## Exercise objective
Rewrite the records below, substituting "day-cell-content" for every occurrence of "day-cell-inner" and keeping everything else unchanged.

Items from a dataset
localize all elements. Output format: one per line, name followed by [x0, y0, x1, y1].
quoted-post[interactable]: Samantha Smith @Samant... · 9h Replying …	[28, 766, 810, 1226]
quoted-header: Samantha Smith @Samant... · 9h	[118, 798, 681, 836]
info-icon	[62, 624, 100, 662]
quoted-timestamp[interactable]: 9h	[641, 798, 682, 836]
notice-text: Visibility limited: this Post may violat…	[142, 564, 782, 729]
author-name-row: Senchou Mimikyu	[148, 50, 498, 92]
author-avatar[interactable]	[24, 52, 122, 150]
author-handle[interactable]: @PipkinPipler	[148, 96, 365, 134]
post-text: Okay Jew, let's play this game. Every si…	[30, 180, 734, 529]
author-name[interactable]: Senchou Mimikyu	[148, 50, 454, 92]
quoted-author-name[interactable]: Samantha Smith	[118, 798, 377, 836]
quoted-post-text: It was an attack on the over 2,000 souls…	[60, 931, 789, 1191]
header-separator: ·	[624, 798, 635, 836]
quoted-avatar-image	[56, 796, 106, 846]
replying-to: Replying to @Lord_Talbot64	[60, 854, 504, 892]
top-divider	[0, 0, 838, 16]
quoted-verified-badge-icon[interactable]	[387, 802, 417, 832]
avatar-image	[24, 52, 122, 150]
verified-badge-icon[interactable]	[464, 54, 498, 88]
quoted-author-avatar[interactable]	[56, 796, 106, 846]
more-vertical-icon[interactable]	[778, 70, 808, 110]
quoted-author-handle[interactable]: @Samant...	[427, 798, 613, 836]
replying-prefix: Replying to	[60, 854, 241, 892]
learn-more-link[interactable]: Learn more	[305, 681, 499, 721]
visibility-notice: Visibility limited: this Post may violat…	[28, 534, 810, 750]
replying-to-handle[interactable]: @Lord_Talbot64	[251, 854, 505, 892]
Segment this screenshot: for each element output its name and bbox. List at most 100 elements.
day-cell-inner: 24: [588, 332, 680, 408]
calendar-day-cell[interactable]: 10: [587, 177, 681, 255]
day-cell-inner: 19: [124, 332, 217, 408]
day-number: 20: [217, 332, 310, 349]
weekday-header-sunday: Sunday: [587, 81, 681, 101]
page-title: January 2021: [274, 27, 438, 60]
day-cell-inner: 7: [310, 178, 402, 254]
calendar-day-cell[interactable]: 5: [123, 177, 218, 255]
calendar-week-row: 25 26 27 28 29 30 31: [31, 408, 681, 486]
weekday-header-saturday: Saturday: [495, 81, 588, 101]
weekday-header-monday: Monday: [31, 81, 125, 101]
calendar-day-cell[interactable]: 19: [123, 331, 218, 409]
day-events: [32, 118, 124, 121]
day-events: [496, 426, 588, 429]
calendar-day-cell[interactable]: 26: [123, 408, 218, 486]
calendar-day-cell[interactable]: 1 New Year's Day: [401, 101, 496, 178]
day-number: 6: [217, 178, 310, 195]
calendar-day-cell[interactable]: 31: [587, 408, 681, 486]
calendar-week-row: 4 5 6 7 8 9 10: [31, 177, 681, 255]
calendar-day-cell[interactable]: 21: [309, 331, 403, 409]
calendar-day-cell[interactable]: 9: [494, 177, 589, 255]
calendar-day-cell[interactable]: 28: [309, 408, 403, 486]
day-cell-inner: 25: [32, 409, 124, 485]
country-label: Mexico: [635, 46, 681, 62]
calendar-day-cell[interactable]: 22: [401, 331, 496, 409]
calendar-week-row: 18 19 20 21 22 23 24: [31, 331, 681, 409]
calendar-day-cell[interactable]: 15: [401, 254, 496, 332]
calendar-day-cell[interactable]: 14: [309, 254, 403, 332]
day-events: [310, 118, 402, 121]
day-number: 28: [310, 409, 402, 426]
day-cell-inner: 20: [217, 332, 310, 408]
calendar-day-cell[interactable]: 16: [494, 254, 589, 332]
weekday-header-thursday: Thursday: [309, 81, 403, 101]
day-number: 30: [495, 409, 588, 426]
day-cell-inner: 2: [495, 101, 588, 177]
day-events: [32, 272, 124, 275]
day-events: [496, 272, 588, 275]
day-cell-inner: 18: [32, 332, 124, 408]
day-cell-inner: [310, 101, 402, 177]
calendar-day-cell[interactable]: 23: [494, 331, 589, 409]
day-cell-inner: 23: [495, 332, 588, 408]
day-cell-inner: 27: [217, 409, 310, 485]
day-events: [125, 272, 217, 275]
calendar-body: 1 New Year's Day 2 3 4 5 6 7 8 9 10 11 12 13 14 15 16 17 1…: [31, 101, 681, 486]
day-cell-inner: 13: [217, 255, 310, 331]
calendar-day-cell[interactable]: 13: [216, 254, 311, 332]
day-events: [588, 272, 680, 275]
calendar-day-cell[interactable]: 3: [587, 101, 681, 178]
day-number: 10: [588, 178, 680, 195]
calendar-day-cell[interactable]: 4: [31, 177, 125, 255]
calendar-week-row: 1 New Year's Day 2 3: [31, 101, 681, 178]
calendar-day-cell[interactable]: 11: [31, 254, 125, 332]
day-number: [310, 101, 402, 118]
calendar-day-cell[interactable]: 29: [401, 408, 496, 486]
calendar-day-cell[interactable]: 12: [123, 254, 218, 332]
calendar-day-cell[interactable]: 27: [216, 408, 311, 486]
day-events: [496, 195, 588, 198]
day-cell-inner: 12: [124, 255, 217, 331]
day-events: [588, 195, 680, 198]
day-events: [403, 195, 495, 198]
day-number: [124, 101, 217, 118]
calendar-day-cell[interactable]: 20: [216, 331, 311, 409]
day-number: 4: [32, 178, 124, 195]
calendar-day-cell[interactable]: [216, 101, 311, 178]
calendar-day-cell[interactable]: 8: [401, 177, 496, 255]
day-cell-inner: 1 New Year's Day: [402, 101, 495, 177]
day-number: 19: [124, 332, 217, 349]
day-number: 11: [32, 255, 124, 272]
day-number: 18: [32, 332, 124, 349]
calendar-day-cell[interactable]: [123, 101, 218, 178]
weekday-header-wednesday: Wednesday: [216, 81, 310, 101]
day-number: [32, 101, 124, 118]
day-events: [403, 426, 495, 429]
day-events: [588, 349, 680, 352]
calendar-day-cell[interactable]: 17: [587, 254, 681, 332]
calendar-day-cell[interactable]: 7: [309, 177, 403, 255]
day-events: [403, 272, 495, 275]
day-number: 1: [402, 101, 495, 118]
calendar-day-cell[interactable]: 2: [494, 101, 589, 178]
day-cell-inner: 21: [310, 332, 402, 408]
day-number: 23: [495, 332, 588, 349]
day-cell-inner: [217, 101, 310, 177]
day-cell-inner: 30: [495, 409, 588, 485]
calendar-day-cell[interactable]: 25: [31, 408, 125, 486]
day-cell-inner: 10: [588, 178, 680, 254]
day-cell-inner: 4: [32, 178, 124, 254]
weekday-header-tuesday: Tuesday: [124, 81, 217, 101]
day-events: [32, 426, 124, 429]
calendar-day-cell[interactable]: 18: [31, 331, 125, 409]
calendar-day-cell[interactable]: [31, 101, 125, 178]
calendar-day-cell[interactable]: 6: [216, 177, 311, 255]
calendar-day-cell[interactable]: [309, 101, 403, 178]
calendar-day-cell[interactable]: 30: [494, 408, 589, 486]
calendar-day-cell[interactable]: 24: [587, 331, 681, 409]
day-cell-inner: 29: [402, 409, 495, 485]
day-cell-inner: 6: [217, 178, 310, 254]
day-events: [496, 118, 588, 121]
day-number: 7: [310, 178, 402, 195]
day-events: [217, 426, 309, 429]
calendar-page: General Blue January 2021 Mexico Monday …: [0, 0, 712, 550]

## Response to the exercise
localize all elements. Output format: one per line, name followed by [x0, y0, x1, y1].
quoted-post[interactable]: Samantha Smith @Samant... · 9h Replying …	[28, 766, 810, 1226]
quoted-header: Samantha Smith @Samant... · 9h	[118, 798, 681, 836]
info-icon	[62, 624, 100, 662]
quoted-timestamp[interactable]: 9h	[641, 798, 682, 836]
notice-text: Visibility limited: this Post may violat…	[142, 564, 782, 729]
author-name-row: Senchou Mimikyu	[148, 50, 498, 92]
author-avatar[interactable]	[24, 52, 122, 150]
author-handle[interactable]: @PipkinPipler	[148, 96, 365, 134]
post-text: Okay Jew, let's play this game. Every si…	[30, 180, 734, 529]
author-name[interactable]: Senchou Mimikyu	[148, 50, 454, 92]
quoted-author-name[interactable]: Samantha Smith	[118, 798, 377, 836]
quoted-post-text: It was an attack on the over 2,000 souls…	[60, 931, 789, 1191]
header-separator: ·	[624, 798, 635, 836]
quoted-avatar-image	[56, 796, 106, 846]
replying-to: Replying to @Lord_Talbot64	[60, 854, 504, 892]
top-divider	[0, 0, 838, 16]
quoted-verified-badge-icon[interactable]	[387, 802, 417, 832]
avatar-image	[24, 52, 122, 150]
verified-badge-icon[interactable]	[464, 54, 498, 88]
quoted-author-avatar[interactable]	[56, 796, 106, 846]
more-vertical-icon[interactable]	[778, 70, 808, 110]
quoted-author-handle[interactable]: @Samant...	[427, 798, 613, 836]
replying-prefix: Replying to	[60, 854, 241, 892]
learn-more-link[interactable]: Learn more	[305, 681, 499, 721]
visibility-notice: Visibility limited: this Post may violat…	[28, 534, 810, 750]
replying-to-handle[interactable]: @Lord_Talbot64	[251, 854, 505, 892]
Segment this screenshot: for each element output its name and bbox. List at most 100 elements.
day-cell-content: 24: [588, 332, 680, 408]
calendar-day-cell[interactable]: 10: [587, 177, 681, 255]
day-cell-content: 19: [124, 332, 217, 408]
day-number: 20: [217, 332, 310, 349]
weekday-header-sunday: Sunday: [587, 81, 681, 101]
page-title: January 2021: [274, 27, 438, 60]
day-cell-content: 7: [310, 178, 402, 254]
calendar-day-cell[interactable]: 5: [123, 177, 218, 255]
calendar-week-row: 25 26 27 28 29 30 31: [31, 408, 681, 486]
weekday-header-saturday: Saturday: [495, 81, 588, 101]
weekday-header-monday: Monday: [31, 81, 125, 101]
calendar-day-cell[interactable]: 19: [123, 331, 218, 409]
day-events: [32, 118, 124, 121]
day-events: [496, 426, 588, 429]
calendar-day-cell[interactable]: 26: [123, 408, 218, 486]
calendar-day-cell[interactable]: 1 New Year's Day: [401, 101, 496, 178]
day-number: 6: [217, 178, 310, 195]
calendar-day-cell[interactable]: 31: [587, 408, 681, 486]
calendar-week-row: 4 5 6 7 8 9 10: [31, 177, 681, 255]
calendar-day-cell[interactable]: 21: [309, 331, 403, 409]
calendar-day-cell[interactable]: 9: [494, 177, 589, 255]
calendar-day-cell[interactable]: 28: [309, 408, 403, 486]
day-cell-content: 25: [32, 409, 124, 485]
country-label: Mexico: [635, 46, 681, 62]
calendar-day-cell[interactable]: 22: [401, 331, 496, 409]
calendar-week-row: 18 19 20 21 22 23 24: [31, 331, 681, 409]
calendar-day-cell[interactable]: 15: [401, 254, 496, 332]
calendar-day-cell[interactable]: 14: [309, 254, 403, 332]
day-events: [310, 118, 402, 121]
day-number: 28: [310, 409, 402, 426]
day-cell-content: 20: [217, 332, 310, 408]
calendar-day-cell[interactable]: 16: [494, 254, 589, 332]
weekday-header-thursday: Thursday: [309, 81, 403, 101]
day-number: 30: [495, 409, 588, 426]
day-cell-content: 2: [495, 101, 588, 177]
day-events: [32, 272, 124, 275]
day-events: [496, 272, 588, 275]
day-cell-content: 18: [32, 332, 124, 408]
day-cell-content: [310, 101, 402, 177]
calendar-day-cell[interactable]: 23: [494, 331, 589, 409]
day-cell-content: 23: [495, 332, 588, 408]
day-cell-content: 27: [217, 409, 310, 485]
day-events: [125, 272, 217, 275]
calendar-body: 1 New Year's Day 2 3 4 5 6 7 8 9 10 11 12 13 14 15 16 17 1…: [31, 101, 681, 486]
day-cell-content: 13: [217, 255, 310, 331]
calendar-day-cell[interactable]: 13: [216, 254, 311, 332]
day-events: [588, 272, 680, 275]
calendar-day-cell[interactable]: 3: [587, 101, 681, 178]
day-number: 10: [588, 178, 680, 195]
calendar-day-cell[interactable]: 4: [31, 177, 125, 255]
calendar-week-row: 1 New Year's Day 2 3: [31, 101, 681, 178]
calendar-day-cell[interactable]: 11: [31, 254, 125, 332]
day-number: [310, 101, 402, 118]
calendar-day-cell[interactable]: 29: [401, 408, 496, 486]
calendar-day-cell[interactable]: 12: [123, 254, 218, 332]
calendar-day-cell[interactable]: 27: [216, 408, 311, 486]
day-events: [496, 195, 588, 198]
day-cell-content: 12: [124, 255, 217, 331]
day-events: [588, 195, 680, 198]
day-events: [403, 195, 495, 198]
day-number: [124, 101, 217, 118]
calendar-day-cell[interactable]: 20: [216, 331, 311, 409]
day-number: 4: [32, 178, 124, 195]
calendar-day-cell[interactable]: [216, 101, 311, 178]
calendar-day-cell[interactable]: 8: [401, 177, 496, 255]
day-cell-content: 1 New Year's Day: [402, 101, 495, 177]
day-number: 19: [124, 332, 217, 349]
day-number: 11: [32, 255, 124, 272]
day-number: 18: [32, 332, 124, 349]
calendar-day-cell[interactable]: [123, 101, 218, 178]
weekday-header-wednesday: Wednesday: [216, 81, 310, 101]
day-number: [32, 101, 124, 118]
day-events: [403, 426, 495, 429]
day-events: [588, 349, 680, 352]
calendar-day-cell[interactable]: 17: [587, 254, 681, 332]
calendar-day-cell[interactable]: 7: [309, 177, 403, 255]
day-events: [403, 272, 495, 275]
day-number: 1: [402, 101, 495, 118]
calendar-day-cell[interactable]: 2: [494, 101, 589, 178]
day-cell-content: 21: [310, 332, 402, 408]
day-number: 23: [495, 332, 588, 349]
day-cell-content: [217, 101, 310, 177]
day-cell-content: 30: [495, 409, 588, 485]
calendar-day-cell[interactable]: 25: [31, 408, 125, 486]
day-cell-content: 10: [588, 178, 680, 254]
day-cell-content: 4: [32, 178, 124, 254]
weekday-header-tuesday: Tuesday: [124, 81, 217, 101]
day-events: [32, 426, 124, 429]
calendar-day-cell[interactable]: 18: [31, 331, 125, 409]
calendar-day-cell[interactable]: [31, 101, 125, 178]
calendar-day-cell[interactable]: 6: [216, 177, 311, 255]
calendar-day-cell[interactable]: [309, 101, 403, 178]
calendar-day-cell[interactable]: 30: [494, 408, 589, 486]
calendar-day-cell[interactable]: 24: [587, 331, 681, 409]
day-cell-content: 29: [402, 409, 495, 485]
day-cell-content: 6: [217, 178, 310, 254]
day-events: [496, 118, 588, 121]
day-number: 7: [310, 178, 402, 195]
day-events: [217, 426, 309, 429]
calendar-page: General Blue January 2021 Mexico Monday …: [0, 0, 712, 550]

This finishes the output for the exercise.